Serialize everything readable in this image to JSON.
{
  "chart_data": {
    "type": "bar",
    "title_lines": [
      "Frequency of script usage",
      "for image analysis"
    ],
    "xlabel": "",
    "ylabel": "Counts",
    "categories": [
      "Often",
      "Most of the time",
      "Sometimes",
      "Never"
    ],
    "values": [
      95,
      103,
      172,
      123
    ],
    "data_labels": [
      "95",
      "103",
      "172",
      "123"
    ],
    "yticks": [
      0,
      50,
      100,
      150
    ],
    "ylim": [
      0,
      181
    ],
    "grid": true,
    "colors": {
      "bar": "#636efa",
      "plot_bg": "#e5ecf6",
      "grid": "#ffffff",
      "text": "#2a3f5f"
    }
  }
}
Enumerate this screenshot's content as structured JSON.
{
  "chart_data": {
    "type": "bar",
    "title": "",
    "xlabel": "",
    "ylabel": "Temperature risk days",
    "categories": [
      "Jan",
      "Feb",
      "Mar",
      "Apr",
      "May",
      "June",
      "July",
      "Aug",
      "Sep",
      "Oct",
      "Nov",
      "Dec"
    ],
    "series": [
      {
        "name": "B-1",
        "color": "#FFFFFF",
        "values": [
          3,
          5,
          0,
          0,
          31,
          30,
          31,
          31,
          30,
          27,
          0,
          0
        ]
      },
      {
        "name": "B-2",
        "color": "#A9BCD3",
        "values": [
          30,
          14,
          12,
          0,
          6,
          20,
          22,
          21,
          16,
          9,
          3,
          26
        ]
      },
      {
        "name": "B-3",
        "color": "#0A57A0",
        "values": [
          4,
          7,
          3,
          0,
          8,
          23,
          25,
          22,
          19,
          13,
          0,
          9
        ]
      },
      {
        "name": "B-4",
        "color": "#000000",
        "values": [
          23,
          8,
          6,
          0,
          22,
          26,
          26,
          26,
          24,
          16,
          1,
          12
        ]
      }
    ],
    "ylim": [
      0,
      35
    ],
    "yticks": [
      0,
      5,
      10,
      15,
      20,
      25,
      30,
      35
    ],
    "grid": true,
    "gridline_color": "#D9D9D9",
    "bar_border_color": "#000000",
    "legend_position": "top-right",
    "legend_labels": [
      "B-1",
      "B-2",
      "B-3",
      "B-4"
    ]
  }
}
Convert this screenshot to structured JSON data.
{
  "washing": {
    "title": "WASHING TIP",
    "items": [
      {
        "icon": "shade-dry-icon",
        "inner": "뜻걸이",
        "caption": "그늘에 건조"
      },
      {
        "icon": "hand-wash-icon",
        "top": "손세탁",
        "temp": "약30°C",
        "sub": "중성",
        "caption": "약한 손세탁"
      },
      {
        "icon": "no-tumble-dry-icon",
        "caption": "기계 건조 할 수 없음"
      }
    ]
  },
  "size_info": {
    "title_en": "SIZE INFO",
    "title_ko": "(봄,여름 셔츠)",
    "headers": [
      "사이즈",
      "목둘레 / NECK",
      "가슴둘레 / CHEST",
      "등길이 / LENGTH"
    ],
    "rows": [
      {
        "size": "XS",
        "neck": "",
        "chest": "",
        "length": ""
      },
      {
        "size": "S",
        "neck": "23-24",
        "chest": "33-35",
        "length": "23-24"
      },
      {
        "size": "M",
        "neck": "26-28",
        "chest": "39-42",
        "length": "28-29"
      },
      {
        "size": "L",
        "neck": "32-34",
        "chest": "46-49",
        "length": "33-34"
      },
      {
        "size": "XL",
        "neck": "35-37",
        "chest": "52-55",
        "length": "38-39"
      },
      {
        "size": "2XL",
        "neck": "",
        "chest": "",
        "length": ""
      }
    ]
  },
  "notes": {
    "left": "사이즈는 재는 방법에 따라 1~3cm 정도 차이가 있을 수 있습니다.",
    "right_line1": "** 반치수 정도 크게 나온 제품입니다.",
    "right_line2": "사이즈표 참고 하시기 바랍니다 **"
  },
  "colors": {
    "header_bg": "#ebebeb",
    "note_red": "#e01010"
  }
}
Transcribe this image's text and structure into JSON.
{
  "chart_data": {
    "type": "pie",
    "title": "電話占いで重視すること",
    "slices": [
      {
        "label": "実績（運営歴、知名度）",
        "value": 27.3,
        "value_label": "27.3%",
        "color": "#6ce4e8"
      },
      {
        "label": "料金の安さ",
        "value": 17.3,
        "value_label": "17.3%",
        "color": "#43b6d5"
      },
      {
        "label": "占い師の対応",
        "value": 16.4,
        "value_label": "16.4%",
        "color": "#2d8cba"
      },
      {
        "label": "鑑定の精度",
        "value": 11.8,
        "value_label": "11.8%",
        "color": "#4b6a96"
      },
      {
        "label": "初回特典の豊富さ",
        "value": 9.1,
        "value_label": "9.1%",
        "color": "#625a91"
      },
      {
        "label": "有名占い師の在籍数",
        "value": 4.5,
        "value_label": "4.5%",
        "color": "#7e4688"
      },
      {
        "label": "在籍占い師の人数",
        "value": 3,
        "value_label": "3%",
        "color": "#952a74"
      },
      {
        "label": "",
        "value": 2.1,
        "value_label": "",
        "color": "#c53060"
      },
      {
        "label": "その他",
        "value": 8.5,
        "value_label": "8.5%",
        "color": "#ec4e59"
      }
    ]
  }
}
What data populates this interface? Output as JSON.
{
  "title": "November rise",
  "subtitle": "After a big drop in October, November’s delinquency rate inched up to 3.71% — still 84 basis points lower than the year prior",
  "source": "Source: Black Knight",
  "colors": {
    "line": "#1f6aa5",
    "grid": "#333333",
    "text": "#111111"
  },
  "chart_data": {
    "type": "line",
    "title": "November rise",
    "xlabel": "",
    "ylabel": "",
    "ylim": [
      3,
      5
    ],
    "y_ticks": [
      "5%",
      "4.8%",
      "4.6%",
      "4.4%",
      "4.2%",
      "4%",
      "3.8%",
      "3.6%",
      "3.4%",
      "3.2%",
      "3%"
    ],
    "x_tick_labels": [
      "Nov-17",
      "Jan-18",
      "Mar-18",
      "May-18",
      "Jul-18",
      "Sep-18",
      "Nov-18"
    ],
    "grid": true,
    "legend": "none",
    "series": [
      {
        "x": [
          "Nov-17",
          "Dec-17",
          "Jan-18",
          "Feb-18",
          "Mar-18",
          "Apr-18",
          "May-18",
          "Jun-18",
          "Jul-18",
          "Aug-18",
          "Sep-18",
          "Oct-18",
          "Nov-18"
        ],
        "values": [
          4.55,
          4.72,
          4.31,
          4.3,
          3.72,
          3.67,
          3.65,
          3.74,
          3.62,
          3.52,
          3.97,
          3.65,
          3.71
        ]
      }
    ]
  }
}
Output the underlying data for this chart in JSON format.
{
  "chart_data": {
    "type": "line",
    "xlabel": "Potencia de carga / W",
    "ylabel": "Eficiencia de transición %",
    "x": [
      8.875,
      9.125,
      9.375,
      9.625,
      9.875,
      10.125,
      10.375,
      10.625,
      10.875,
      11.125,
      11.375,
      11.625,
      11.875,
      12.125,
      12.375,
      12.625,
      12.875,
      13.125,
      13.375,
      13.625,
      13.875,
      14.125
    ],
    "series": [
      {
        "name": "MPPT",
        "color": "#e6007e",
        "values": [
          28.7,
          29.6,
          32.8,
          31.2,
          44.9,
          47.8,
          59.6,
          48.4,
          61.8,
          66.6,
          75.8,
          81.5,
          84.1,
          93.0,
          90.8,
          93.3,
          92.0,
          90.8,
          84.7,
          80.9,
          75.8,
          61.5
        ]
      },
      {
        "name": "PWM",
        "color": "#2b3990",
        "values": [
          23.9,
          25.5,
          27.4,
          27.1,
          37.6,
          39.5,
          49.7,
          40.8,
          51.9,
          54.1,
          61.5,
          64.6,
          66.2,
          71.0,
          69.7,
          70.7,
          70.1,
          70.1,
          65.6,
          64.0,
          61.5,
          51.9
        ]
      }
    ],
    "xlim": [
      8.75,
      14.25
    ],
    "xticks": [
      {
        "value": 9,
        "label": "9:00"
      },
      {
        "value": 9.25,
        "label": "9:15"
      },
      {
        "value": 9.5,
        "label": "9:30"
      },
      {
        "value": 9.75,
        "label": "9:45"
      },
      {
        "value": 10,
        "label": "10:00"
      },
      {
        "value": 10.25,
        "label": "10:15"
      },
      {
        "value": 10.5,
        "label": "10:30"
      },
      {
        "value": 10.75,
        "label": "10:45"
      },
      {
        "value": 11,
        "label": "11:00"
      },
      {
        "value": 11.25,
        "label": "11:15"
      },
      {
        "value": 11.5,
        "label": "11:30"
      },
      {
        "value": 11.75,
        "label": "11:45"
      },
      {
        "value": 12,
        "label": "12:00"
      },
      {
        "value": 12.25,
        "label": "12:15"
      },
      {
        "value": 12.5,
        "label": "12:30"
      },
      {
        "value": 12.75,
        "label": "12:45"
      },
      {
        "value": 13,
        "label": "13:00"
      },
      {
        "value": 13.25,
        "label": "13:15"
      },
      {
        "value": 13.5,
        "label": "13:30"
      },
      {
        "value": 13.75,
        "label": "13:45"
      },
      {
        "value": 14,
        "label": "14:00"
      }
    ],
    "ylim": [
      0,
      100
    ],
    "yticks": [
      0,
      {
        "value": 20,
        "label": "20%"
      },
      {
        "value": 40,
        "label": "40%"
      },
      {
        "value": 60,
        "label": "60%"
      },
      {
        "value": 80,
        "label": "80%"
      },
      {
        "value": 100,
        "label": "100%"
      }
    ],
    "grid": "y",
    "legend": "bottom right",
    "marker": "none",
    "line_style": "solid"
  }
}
===============
» **Set exercise**: Find the word "November" in the entries, and copy every line it shows up in.

» **Result for this task**:
  "title": "November rise",
  "subtitle": "After a big drop in October, November’s delinquency rate inched up to 3.71% — still 84 basis points lower than the year prior",
    "title": "November rise",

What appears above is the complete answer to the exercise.